## Instructions to follow
Retype the material below. Keep every word exactly as it is.

[Stored data entries]

-- Begin --

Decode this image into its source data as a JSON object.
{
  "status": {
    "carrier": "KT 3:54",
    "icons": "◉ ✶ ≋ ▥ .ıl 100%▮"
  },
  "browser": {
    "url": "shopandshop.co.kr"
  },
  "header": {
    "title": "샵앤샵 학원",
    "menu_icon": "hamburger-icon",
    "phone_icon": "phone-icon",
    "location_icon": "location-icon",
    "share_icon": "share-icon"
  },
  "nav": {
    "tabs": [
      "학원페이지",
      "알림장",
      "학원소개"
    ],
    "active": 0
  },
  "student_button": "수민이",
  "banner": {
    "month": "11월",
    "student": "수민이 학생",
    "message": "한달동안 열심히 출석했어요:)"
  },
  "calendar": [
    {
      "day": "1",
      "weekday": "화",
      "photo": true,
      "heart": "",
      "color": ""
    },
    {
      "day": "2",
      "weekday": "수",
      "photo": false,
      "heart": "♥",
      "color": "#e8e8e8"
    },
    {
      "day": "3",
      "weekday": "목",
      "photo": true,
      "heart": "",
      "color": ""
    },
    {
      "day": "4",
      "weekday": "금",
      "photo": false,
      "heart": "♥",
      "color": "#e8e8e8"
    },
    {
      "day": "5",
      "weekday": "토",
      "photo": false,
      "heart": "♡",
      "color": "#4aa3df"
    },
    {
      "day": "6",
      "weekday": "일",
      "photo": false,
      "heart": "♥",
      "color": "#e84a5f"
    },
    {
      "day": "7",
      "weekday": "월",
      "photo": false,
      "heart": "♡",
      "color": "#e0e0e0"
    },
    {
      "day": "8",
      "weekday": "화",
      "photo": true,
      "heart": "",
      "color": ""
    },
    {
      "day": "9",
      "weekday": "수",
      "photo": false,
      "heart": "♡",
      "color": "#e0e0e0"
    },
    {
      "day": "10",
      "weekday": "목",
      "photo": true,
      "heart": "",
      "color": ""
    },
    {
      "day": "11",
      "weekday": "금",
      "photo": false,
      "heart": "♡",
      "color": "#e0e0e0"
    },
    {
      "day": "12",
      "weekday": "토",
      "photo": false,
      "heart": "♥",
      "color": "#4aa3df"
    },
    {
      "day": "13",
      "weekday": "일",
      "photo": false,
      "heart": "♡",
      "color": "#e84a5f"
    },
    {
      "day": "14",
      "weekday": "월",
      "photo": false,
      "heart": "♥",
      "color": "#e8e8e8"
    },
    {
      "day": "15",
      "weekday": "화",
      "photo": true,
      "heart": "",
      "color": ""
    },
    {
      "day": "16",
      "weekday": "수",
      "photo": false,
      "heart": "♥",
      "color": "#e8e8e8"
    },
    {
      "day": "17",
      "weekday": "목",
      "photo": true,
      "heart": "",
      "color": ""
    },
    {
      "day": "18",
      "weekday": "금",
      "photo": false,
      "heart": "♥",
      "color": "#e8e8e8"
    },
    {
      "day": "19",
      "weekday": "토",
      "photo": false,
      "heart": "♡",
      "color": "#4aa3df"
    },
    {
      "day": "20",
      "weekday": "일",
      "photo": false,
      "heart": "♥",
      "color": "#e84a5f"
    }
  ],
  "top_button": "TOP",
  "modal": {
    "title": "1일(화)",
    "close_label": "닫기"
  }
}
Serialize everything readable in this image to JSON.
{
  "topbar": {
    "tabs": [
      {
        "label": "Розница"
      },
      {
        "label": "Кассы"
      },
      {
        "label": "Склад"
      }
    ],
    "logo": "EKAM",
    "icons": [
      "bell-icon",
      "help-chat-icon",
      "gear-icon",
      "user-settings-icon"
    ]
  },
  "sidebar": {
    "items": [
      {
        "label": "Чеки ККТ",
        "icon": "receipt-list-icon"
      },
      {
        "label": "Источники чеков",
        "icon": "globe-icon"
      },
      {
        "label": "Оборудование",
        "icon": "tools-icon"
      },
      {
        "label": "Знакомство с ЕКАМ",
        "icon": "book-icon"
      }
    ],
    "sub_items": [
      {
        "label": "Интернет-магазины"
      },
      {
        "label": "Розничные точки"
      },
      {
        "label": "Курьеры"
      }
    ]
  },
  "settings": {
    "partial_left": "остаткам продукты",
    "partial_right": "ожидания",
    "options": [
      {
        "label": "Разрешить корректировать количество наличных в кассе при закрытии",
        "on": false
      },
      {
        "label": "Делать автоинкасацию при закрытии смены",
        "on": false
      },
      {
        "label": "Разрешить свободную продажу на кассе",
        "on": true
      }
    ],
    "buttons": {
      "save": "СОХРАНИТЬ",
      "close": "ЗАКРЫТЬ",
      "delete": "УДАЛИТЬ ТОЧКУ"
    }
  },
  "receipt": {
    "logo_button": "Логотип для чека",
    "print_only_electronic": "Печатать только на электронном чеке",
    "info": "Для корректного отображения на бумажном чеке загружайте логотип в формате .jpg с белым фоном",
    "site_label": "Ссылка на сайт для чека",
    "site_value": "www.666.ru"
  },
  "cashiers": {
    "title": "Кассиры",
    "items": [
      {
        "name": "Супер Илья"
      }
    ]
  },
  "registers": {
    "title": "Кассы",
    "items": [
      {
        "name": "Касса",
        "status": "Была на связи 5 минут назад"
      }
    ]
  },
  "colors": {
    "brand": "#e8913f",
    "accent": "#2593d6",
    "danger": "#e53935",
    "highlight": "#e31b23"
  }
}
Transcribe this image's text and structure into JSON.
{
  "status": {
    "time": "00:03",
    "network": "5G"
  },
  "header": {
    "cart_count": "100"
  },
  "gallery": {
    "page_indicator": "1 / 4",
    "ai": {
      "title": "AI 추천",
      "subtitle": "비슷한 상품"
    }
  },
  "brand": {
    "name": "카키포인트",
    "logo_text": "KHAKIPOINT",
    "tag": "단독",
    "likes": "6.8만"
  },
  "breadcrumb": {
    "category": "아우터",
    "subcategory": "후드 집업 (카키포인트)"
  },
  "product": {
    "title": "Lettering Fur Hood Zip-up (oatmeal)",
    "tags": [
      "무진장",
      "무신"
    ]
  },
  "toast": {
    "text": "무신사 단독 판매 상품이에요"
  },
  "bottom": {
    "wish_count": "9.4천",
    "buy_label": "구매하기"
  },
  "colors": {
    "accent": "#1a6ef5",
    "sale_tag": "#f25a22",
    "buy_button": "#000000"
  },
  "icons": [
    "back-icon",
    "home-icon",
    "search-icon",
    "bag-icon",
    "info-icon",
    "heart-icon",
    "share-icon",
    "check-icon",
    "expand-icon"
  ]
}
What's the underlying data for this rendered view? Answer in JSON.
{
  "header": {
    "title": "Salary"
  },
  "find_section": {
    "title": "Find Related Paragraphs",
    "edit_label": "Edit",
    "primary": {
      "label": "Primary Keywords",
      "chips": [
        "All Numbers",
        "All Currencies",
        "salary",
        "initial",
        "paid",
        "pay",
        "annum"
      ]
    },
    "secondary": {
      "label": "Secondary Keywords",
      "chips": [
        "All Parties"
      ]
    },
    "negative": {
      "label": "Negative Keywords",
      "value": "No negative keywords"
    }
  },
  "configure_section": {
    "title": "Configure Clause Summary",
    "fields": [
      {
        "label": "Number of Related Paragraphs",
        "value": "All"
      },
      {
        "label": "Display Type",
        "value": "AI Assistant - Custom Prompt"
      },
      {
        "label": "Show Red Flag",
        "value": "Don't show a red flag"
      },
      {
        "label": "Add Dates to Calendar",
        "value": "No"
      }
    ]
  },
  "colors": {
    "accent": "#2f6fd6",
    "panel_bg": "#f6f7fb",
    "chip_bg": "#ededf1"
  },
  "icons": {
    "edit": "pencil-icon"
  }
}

-- End --

## Reply
Decode this image into its source data as a JSON object.
{
  "status": {
    "carrier": "KT 3:54",
    "icons": "◉ ✶ ≋ ▥ .ıl 100%▮"
  },
  "browser": {
    "url": "shopandshop.co.kr"
  },
  "header": {
    "title": "샵앤샵 학원",
    "menu_icon": "hamburger-icon",
    "phone_icon": "phone-icon",
    "location_icon": "location-icon",
    "share_icon": "share-icon"
  },
  "nav": {
    "tabs": [
      "학원페이지",
      "알림장",
      "학원소개"
    ],
    "active": 0
  },
  "student_button": "수민이",
  "banner": {
    "month": "11월",
    "student": "수민이 학생",
    "message": "한달동안 열심히 출석했어요:)"
  },
  "calendar": [
    {
      "day": "1",
      "weekday": "화",
      "photo": true,
      "heart": "",
      "color": ""
    },
    {
      "day": "2",
      "weekday": "수",
      "photo": false,
      "heart": "♥",
      "color": "#e8e8e8"
    },
    {
      "day": "3",
      "weekday": "목",
      "photo": true,
      "heart": "",
      "color": ""
    },
    {
      "day": "4",
      "weekday": "금",
      "photo": false,
      "heart": "♥",
      "color": "#e8e8e8"
    },
    {
      "day": "5",
      "weekday": "토",
      "photo": false,
      "heart": "♡",
      "color": "#4aa3df"
    },
    {
      "day": "6",
      "weekday": "일",
      "photo": false,
      "heart": "♥",
      "color": "#e84a5f"
    },
    {
      "day": "7",
      "weekday": "월",
      "photo": false,
      "heart": "♡",
      "color": "#e0e0e0"
    },
    {
      "day": "8",
      "weekday": "화",
      "photo": true,
      "heart": "",
      "color": ""
    },
    {
      "day": "9",
      "weekday": "수",
      "photo": false,
      "heart": "♡",
      "color": "#e0e0e0"
    },
    {
      "day": "10",
      "weekday": "목",
      "photo": true,
      "heart": "",
      "color": ""
    },
    {
      "day": "11",
      "weekday": "금",
      "photo": false,
      "heart": "♡",
      "color": "#e0e0e0"
    },
    {
      "day": "12",
      "weekday": "토",
      "photo": false,
      "heart": "♥",
      "color": "#4aa3df"
    },
    {
      "day": "13",
      "weekday": "일",
      "photo": false,
      "heart": "♡",
      "color": "#e84a5f"
    },
    {
      "day": "14",
      "weekday": "월",
      "photo": false,
      "heart": "♥",
      "color": "#e8e8e8"
    },
    {
      "day": "15",
      "weekday": "화",
      "photo": true,
      "heart": "",
      "color": ""
    },
    {
      "day": "16",
      "weekday": "수",
      "photo": false,
      "heart": "♥",
      "color": "#e8e8e8"
    },
    {
      "day": "17",
      "weekday": "목",
      "photo": true,
      "heart": "",
      "color": ""
    },
    {
      "day": "18",
      "weekday": "금",
      "photo": false,
      "heart": "♥",
      "color": "#e8e8e8"
    },
    {
      "day": "19",
      "weekday": "토",
      "photo": false,
      "heart": "♡",
      "color": "#4aa3df"
    },
    {
      "day": "20",
      "weekday": "일",
      "photo": false,
      "heart": "♥",
      "color": "#e84a5f"
    }
  ],
  "top_button": "TOP",
  "modal": {
    "title": "1일(화)",
    "close_label": "닫기"
  }
}
Serialize everything readable in this image to JSON.
{
  "topbar": {
    "tabs": [
      {
        "label": "Розница"
      },
      {
        "label": "Кассы"
      },
      {
        "label": "Склад"
      }
    ],
    "logo": "EKAM",
    "icons": [
      "bell-icon",
      "help-chat-icon",
      "gear-icon",
      "user-settings-icon"
    ]
  },
  "sidebar": {
    "items": [
      {
        "label": "Чеки ККТ",
        "icon": "receipt-list-icon"
      },
      {
        "label": "Источники чеков",
        "icon": "globe-icon"
      },
      {
        "label": "Оборудование",
        "icon": "tools-icon"
      },
      {
        "label": "Знакомство с ЕКАМ",
        "icon": "book-icon"
      }
    ],
    "sub_items": [
      {
        "label": "Интернет-магазины"
      },
      {
        "label": "Розничные точки"
      },
      {
        "label": "Курьеры"
      }
    ]
  },
  "settings": {
    "partial_left": "остаткам продукты",
    "partial_right": "ожидания",
    "options": [
      {
        "label": "Разрешить корректировать количество наличных в кассе при закрытии",
        "on": false
      },
      {
        "label": "Делать автоинкасацию при закрытии смены",
        "on": false
      },
      {
        "label": "Разрешить свободную продажу на кассе",
        "on": true
      }
    ],
    "buttons": {
      "save": "СОХРАНИТЬ",
      "close": "ЗАКРЫТЬ",
      "delete": "УДАЛИТЬ ТОЧКУ"
    }
  },
  "receipt": {
    "logo_button": "Логотип для чека",
    "print_only_electronic": "Печатать только на электронном чеке",
    "info": "Для корректного отображения на бумажном чеке загружайте логотип в формате .jpg с белым фоном",
    "site_label": "Ссылка на сайт для чека",
    "site_value": "www.666.ru"
  },
  "cashiers": {
    "title": "Кассиры",
    "items": [
      {
        "name": "Супер Илья"
      }
    ]
  },
  "registers": {
    "title": "Кассы",
    "items": [
      {
        "name": "Касса",
        "status": "Была на связи 5 минут назад"
      }
    ]
  },
  "colors": {
    "brand": "#e8913f",
    "accent": "#2593d6",
    "danger": "#e53935",
    "highlight": "#e31b23"
  }
}
Transcribe this image's text and structure into JSON.
{
  "status": {
    "time": "00:03",
    "network": "5G"
  },
  "header": {
    "cart_count": "100"
  },
  "gallery": {
    "page_indicator": "1 / 4",
    "ai": {
      "title": "AI 추천",
      "subtitle": "비슷한 상품"
    }
  },
  "brand": {
    "name": "카키포인트",
    "logo_text": "KHAKIPOINT",
    "tag": "단독",
    "likes": "6.8만"
  },
  "breadcrumb": {
    "category": "아우터",
    "subcategory": "후드 집업 (카키포인트)"
  },
  "product": {
    "title": "Lettering Fur Hood Zip-up (oatmeal)",
    "tags": [
      "무진장",
      "무신"
    ]
  },
  "toast": {
    "text": "무신사 단독 판매 상품이에요"
  },
  "bottom": {
    "wish_count": "9.4천",
    "buy_label": "구매하기"
  },
  "colors": {
    "accent": "#1a6ef5",
    "sale_tag": "#f25a22",
    "buy_button": "#000000"
  },
  "icons": [
    "back-icon",
    "home-icon",
    "search-icon",
    "bag-icon",
    "info-icon",
    "heart-icon",
    "share-icon",
    "check-icon",
    "expand-icon"
  ]
}
What's the underlying data for this rendered view? Answer in JSON.
{
  "header": {
    "title": "Salary"
  },
  "find_section": {
    "title": "Find Related Paragraphs",
    "edit_label": "Edit",
    "primary": {
      "label": "Primary Keywords",
      "chips": [
        "All Numbers",
        "All Currencies",
        "salary",
        "initial",
        "paid",
        "pay",
        "annum"
      ]
    },
    "secondary": {
      "label": "Secondary Keywords",
      "chips": [
        "All Parties"
      ]
    },
    "negative": {
      "label": "Negative Keywords",
      "value": "No negative keywords"
    }
  },
  "configure_section": {
    "title": "Configure Clause Summary",
    "fields": [
      {
        "label": "Number of Related Paragraphs",
        "value": "All"
      },
      {
        "label": "Display Type",
        "value": "AI Assistant - Custom Prompt"
      },
      {
        "label": "Show Red Flag",
        "value": "Don't show a red flag"
      },
      {
        "label": "Add Dates to Calendar",
        "value": "No"
      }
    ]
  },
  "colors": {
    "accent": "#2f6fd6",
    "panel_bg": "#f6f7fb",
    "chip_bg": "#ededf1"
  },
  "icons": {
    "edit": "pencil-icon"
  }
}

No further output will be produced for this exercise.